Given request »
Could you turn the items from the very first line through the line holding "grid-cell[interactable] — [96, 130, 104, 138]", both included, into a JSON list of strings with one string per line and any blank lines dropped?

Records to process »
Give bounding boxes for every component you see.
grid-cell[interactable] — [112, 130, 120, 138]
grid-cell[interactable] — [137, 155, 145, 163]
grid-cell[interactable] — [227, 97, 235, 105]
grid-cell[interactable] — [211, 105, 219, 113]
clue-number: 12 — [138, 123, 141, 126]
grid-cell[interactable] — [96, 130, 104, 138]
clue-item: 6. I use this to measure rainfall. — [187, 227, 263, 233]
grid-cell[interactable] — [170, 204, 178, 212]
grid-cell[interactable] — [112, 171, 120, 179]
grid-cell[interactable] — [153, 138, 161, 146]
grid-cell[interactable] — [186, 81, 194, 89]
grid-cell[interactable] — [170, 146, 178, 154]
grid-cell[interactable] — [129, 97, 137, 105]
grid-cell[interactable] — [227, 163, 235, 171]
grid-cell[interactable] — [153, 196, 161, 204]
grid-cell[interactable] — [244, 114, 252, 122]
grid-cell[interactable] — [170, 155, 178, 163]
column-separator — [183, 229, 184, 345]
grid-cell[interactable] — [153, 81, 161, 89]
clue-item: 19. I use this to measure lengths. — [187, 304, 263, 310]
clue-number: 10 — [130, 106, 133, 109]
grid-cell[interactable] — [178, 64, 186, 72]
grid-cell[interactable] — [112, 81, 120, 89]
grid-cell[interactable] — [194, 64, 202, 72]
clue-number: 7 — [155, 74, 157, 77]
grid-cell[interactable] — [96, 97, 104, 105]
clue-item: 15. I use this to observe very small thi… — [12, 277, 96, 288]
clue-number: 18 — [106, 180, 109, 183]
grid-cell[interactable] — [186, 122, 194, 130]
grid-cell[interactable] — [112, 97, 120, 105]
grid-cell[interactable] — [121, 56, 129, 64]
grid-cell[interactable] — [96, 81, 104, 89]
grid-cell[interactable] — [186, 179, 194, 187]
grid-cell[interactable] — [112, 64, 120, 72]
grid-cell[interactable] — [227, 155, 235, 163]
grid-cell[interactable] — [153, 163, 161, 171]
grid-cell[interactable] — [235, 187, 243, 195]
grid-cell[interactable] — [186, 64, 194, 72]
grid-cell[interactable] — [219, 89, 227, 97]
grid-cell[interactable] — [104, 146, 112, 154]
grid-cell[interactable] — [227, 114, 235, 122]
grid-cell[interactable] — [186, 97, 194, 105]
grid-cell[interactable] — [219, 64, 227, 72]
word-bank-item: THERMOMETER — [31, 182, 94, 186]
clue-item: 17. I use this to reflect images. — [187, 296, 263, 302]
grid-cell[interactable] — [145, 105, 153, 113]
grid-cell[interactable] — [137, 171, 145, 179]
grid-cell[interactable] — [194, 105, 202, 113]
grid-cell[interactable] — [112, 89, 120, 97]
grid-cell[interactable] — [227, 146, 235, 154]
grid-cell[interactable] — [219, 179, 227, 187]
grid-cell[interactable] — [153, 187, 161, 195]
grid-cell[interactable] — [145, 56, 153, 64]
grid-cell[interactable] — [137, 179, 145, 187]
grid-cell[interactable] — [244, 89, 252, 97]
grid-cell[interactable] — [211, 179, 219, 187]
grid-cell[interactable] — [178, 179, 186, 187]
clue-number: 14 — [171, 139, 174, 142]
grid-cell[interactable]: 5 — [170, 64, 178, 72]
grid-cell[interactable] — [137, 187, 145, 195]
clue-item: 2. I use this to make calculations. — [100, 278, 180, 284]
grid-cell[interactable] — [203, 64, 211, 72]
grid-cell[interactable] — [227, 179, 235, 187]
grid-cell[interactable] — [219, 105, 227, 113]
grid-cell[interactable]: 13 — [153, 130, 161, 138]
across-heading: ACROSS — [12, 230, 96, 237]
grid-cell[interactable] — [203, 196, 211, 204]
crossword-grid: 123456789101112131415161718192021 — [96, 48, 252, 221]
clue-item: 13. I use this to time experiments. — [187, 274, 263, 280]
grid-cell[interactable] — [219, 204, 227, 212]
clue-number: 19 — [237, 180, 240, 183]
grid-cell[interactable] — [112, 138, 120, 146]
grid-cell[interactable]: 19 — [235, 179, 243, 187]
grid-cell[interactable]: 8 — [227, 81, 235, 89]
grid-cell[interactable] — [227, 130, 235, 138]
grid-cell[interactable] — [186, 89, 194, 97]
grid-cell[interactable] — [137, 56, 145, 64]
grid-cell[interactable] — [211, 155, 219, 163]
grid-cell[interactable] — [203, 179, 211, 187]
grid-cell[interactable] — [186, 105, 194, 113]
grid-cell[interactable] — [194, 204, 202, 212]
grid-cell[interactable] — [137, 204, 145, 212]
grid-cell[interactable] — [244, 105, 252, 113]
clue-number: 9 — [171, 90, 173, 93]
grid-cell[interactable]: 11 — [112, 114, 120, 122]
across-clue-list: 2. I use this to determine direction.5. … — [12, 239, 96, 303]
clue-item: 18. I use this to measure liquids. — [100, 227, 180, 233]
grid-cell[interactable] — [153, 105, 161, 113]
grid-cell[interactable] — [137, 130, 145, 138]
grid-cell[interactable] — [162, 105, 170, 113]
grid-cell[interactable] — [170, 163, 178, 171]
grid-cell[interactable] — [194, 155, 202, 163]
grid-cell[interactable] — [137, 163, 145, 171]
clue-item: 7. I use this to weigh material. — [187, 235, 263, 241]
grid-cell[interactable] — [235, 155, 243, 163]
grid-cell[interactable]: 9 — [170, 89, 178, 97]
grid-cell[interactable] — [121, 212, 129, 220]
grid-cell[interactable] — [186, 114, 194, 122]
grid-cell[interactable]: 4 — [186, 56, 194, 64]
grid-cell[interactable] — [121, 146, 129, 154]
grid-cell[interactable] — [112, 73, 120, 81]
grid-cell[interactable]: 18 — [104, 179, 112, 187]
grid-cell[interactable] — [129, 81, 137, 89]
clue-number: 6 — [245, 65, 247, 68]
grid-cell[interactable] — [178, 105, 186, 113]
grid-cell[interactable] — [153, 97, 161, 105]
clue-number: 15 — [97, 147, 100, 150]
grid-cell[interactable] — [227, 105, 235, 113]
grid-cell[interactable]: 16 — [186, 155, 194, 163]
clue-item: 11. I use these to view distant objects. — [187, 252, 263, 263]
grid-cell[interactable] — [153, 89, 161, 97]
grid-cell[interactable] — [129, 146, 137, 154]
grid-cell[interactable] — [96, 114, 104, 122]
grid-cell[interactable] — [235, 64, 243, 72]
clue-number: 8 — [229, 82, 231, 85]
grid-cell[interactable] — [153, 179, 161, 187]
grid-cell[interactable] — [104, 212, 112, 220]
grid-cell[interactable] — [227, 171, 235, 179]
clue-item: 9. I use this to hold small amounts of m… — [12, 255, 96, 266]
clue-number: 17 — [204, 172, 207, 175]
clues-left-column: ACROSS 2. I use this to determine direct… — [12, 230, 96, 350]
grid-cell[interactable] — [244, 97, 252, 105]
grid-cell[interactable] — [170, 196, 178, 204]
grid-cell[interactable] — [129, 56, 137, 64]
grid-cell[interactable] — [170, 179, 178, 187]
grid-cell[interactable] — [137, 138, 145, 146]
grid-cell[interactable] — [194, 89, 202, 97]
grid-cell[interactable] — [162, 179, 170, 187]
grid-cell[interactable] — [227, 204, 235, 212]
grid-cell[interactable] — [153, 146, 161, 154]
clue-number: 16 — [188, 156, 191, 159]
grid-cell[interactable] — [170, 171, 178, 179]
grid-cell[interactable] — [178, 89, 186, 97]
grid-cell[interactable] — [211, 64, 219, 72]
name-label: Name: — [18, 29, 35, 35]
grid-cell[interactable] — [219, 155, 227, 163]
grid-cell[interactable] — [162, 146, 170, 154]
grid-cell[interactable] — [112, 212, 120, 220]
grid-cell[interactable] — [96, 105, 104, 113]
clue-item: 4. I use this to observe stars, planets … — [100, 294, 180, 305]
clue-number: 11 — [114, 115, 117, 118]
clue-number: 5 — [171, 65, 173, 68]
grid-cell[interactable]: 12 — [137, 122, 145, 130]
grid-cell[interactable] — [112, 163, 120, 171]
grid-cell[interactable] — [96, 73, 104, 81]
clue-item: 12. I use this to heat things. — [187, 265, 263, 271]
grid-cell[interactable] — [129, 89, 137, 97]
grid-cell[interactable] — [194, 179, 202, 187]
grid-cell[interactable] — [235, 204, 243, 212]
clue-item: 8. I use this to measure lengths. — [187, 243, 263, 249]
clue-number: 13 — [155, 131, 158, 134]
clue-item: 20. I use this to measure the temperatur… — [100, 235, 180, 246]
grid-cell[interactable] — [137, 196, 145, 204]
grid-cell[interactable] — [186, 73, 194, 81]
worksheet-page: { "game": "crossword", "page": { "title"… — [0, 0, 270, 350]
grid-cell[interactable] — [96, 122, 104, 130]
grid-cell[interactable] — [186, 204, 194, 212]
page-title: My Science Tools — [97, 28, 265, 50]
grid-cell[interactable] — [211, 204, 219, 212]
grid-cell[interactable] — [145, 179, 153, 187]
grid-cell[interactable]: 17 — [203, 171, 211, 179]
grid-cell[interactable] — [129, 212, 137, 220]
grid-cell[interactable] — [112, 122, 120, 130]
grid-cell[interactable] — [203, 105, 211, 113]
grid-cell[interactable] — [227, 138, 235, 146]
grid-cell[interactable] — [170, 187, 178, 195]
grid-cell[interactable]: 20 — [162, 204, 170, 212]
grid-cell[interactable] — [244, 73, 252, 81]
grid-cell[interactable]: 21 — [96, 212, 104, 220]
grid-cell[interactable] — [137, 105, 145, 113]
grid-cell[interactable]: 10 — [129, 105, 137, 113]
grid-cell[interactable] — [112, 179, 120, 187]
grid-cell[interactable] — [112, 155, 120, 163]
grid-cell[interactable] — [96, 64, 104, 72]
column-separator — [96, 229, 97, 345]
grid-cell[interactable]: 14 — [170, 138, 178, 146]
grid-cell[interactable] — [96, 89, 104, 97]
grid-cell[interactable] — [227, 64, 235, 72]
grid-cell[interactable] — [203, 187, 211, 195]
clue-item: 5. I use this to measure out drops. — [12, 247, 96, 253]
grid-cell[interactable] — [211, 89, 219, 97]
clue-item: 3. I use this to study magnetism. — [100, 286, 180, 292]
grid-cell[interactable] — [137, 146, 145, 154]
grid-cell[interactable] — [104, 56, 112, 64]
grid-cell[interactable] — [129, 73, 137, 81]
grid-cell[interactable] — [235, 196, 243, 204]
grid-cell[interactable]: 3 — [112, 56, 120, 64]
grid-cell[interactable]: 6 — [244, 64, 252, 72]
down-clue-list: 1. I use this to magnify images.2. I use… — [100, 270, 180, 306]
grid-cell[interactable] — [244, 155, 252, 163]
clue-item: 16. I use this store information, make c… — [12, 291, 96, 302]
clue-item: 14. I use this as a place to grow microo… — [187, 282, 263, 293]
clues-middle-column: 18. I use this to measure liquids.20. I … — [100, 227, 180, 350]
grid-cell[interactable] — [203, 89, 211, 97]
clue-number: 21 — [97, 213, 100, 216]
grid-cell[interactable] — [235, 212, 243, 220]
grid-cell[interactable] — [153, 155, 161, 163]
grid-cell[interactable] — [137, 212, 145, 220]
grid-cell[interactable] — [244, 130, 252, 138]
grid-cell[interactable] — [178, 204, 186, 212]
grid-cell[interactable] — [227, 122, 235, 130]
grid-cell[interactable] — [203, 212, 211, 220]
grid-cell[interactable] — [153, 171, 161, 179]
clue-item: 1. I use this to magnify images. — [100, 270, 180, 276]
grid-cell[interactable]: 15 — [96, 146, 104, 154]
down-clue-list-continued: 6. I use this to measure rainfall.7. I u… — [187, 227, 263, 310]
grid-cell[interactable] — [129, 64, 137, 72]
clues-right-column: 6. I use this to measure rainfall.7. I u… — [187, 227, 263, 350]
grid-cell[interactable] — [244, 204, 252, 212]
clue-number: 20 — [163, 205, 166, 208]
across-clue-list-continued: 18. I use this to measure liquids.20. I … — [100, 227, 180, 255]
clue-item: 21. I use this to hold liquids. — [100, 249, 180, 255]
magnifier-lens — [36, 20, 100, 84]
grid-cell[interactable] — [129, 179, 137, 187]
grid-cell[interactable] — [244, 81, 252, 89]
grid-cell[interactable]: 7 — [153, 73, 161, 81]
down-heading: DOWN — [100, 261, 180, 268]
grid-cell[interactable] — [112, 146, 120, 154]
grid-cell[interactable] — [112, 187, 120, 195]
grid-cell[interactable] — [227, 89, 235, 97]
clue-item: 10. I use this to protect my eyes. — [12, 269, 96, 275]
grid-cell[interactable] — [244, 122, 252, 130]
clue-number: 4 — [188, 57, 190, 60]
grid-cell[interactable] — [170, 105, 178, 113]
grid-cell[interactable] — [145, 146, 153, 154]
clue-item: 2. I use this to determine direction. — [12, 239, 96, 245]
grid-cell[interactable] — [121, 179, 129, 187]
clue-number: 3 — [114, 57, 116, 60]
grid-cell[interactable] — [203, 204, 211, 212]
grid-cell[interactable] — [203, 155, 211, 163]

Task response »
[
  "Give bounding boxes for every component you see.",
  "grid-cell[interactable] — [112, 130, 120, 138]",
  "grid-cell[interactable] — [137, 155, 145, 163]",
  "grid-cell[interactable] — [227, 97, 235, 105]",
  "grid-cell[interactable] — [211, 105, 219, 113]",
  "clue-number: 12 — [138, 123, 141, 126]",
  "grid-cell[interactable] — [96, 130, 104, 138]"
]